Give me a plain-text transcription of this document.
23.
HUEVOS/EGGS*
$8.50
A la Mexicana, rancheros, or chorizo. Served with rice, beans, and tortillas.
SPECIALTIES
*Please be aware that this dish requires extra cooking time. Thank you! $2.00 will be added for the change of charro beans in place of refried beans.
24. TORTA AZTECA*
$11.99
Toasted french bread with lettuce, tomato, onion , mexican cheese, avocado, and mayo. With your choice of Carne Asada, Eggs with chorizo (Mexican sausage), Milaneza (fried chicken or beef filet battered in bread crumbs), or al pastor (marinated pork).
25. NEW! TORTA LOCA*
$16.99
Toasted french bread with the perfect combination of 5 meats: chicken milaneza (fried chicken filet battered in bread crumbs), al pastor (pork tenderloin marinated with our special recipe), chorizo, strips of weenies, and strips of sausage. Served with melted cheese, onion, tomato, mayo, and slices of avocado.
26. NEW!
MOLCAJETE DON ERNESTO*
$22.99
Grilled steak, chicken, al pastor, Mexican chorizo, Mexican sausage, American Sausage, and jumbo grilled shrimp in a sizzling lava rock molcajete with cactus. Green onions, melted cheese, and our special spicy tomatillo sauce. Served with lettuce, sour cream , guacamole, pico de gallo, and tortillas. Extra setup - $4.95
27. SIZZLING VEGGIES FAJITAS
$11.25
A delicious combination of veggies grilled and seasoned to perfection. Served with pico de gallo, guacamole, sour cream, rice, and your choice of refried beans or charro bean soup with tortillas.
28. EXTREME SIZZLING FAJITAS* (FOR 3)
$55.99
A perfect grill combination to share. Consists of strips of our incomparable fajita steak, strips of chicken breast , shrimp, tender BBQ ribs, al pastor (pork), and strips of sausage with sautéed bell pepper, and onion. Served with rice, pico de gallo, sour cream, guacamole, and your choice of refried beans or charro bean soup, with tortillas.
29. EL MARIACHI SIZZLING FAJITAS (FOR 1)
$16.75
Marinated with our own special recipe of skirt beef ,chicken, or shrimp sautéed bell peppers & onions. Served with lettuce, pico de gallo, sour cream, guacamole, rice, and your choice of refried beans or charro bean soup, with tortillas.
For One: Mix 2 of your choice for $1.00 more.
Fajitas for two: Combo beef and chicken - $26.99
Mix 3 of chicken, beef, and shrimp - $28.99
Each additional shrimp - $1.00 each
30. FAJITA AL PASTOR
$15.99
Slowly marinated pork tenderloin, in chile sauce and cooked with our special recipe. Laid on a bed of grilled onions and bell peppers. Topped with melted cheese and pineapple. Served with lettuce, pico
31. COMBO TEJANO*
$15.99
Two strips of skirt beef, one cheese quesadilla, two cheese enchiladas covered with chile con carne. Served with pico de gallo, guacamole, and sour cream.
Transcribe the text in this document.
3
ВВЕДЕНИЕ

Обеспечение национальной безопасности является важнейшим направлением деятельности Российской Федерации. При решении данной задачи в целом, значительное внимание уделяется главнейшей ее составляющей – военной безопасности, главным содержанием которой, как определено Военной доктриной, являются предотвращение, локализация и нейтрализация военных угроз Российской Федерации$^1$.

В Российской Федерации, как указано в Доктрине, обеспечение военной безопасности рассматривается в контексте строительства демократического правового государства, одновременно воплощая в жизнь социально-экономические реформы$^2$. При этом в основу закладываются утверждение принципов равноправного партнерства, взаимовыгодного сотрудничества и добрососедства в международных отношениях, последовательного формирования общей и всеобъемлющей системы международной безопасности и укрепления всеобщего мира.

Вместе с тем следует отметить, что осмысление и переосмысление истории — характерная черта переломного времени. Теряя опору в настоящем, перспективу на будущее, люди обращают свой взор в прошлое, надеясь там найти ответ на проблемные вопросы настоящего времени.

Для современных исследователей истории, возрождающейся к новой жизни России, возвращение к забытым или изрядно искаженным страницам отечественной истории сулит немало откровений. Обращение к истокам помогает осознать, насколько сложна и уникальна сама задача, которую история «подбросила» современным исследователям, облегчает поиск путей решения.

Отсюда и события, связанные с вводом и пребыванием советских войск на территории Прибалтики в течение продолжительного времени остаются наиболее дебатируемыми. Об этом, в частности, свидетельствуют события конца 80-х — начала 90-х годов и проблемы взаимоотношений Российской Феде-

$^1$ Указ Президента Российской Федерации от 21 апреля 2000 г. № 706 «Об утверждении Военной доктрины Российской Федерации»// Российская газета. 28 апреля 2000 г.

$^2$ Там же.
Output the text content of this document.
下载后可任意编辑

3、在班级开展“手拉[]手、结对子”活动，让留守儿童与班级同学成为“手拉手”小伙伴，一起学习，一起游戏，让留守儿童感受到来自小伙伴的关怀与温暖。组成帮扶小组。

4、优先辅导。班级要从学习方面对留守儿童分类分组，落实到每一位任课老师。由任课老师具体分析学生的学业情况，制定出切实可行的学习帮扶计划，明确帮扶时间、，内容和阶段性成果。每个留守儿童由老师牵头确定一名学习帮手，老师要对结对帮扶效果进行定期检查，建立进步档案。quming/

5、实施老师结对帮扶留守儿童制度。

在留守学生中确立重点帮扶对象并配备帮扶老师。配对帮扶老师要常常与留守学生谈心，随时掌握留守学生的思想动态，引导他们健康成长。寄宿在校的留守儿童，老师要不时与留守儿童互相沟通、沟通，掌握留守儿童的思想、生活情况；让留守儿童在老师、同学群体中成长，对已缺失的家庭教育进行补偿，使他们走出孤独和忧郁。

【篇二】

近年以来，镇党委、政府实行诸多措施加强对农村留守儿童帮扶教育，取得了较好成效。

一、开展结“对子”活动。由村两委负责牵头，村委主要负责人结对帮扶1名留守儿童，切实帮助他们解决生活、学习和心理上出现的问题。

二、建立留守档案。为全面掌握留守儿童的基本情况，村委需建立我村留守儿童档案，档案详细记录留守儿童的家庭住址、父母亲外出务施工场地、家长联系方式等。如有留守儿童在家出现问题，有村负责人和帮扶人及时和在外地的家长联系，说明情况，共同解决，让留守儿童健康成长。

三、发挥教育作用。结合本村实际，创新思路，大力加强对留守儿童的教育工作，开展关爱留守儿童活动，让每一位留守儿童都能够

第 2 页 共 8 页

· · ·

Task: Read the entries above, then pull out the lines that include "document".

Response to this exercise:
Give me a plain-text transcription of this document.
Transcribe the text in this document.
Output the text content of this document.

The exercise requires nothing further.